RECORDS FOR THE EXERCISE:
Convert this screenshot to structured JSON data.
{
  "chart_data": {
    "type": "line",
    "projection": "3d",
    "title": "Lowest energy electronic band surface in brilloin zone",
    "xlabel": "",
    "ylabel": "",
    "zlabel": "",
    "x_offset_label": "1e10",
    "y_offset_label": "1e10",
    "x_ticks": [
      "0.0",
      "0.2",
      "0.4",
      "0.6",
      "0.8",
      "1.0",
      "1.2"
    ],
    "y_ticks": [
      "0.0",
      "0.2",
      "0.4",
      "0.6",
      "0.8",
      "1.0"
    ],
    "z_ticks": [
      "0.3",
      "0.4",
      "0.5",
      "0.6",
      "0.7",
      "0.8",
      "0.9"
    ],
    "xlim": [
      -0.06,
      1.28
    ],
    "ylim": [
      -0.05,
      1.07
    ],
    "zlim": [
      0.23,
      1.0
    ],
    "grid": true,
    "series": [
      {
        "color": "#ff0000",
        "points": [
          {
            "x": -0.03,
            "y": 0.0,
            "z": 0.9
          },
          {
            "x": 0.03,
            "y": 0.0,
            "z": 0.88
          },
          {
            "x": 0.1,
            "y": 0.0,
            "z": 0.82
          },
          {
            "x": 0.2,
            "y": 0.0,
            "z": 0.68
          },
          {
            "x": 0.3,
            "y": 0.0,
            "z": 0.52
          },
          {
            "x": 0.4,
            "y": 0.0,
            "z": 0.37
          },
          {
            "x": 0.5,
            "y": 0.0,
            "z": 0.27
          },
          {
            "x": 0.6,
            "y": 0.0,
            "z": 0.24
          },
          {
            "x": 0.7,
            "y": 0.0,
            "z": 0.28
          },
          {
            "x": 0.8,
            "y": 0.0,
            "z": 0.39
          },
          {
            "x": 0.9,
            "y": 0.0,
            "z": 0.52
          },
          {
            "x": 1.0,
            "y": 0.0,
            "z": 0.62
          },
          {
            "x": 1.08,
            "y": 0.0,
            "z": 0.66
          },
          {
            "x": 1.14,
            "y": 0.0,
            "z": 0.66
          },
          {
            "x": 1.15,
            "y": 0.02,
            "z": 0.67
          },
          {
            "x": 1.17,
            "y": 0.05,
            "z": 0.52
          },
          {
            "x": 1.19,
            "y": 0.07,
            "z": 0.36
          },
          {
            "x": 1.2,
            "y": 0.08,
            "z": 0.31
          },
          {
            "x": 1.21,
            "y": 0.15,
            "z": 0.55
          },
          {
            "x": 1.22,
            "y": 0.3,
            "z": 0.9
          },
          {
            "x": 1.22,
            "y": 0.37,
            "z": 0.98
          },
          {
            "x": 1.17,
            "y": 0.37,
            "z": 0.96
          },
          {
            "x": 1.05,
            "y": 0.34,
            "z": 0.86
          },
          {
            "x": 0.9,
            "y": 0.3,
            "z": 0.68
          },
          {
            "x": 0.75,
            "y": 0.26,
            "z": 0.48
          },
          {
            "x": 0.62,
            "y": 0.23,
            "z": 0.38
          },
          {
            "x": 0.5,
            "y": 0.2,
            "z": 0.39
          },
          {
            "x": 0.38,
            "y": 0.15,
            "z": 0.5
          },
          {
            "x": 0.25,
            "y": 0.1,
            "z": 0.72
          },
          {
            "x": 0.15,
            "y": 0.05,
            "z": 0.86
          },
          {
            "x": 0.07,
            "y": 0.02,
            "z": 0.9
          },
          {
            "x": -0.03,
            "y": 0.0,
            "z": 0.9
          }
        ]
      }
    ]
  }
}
...
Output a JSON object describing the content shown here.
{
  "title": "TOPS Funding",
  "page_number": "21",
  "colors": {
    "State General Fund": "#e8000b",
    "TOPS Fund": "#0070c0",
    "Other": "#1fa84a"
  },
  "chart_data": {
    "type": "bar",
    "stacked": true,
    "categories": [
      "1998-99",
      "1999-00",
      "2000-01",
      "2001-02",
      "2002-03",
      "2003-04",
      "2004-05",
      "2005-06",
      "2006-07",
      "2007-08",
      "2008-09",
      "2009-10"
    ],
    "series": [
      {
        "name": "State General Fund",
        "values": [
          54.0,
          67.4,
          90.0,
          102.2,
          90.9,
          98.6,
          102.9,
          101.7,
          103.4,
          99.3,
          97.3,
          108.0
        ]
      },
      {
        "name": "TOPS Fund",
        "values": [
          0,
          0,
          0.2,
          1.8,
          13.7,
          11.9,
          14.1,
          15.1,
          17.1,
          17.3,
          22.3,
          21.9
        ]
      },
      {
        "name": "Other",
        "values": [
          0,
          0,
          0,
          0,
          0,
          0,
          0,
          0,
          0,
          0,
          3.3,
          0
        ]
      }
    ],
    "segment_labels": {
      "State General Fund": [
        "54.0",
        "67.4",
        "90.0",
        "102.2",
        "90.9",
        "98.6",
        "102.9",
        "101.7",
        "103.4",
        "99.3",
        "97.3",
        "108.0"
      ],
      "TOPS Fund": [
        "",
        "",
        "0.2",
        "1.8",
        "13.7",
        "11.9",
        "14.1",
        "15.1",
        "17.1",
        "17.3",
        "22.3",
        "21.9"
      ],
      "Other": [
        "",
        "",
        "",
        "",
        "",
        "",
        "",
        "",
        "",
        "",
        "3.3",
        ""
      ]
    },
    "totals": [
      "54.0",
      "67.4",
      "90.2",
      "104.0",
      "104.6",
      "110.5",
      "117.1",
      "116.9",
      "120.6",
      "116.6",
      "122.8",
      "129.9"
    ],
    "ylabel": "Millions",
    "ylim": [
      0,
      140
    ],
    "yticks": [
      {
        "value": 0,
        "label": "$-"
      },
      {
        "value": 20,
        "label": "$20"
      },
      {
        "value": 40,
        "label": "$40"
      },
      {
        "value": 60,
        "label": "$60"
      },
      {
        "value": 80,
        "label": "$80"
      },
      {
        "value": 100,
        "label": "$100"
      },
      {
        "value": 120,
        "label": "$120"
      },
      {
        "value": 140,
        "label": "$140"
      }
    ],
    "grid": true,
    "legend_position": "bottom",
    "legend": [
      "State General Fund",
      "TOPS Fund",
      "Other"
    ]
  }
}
==
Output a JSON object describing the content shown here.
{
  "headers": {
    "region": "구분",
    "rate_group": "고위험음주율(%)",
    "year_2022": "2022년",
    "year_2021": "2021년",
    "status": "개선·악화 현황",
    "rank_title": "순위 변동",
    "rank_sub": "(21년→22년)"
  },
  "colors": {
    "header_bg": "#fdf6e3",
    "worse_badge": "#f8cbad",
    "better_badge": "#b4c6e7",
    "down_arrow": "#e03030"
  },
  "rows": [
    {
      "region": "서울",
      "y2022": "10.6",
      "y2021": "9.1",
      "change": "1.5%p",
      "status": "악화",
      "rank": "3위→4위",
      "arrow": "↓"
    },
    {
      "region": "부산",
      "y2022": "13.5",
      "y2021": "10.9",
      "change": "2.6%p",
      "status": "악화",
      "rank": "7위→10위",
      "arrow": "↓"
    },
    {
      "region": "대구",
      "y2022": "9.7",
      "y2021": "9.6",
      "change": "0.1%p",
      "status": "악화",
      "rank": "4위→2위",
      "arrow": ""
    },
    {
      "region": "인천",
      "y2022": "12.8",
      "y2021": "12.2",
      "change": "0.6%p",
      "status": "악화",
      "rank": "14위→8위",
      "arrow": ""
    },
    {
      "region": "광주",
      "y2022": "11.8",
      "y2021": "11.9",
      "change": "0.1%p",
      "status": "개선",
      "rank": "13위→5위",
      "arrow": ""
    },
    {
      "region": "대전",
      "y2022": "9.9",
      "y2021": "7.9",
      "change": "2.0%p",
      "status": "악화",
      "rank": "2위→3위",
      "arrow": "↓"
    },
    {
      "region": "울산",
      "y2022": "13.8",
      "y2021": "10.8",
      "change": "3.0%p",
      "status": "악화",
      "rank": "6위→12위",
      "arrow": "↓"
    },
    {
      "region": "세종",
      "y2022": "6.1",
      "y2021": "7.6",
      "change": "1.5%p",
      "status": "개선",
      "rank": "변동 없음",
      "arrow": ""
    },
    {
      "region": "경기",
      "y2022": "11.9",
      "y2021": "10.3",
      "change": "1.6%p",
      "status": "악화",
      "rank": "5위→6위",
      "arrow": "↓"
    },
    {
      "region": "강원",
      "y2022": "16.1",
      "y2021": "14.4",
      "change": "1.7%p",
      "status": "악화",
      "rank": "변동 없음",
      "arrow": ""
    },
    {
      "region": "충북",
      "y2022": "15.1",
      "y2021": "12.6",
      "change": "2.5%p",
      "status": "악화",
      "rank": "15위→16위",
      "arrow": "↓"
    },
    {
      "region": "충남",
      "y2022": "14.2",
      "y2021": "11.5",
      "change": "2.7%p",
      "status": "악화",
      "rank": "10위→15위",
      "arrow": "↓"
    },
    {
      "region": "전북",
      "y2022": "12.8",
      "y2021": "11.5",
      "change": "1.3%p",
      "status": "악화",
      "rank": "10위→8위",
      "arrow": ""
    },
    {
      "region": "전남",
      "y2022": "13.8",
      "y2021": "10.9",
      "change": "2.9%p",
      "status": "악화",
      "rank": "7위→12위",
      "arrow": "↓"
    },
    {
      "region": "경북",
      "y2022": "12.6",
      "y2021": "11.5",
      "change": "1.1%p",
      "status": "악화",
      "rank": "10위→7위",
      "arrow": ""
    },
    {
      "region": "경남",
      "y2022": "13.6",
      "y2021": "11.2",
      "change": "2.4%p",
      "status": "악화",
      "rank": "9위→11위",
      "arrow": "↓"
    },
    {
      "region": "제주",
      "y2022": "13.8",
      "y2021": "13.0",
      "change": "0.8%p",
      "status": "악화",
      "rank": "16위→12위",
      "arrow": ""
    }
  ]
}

REQUEST: Where a line of the entries contains the word "State", copy that line.

RESPONSE:
    "State General Fund": "#e8000b",
        "name": "State General Fund",
      "State General Fund": [
      "State General Fund",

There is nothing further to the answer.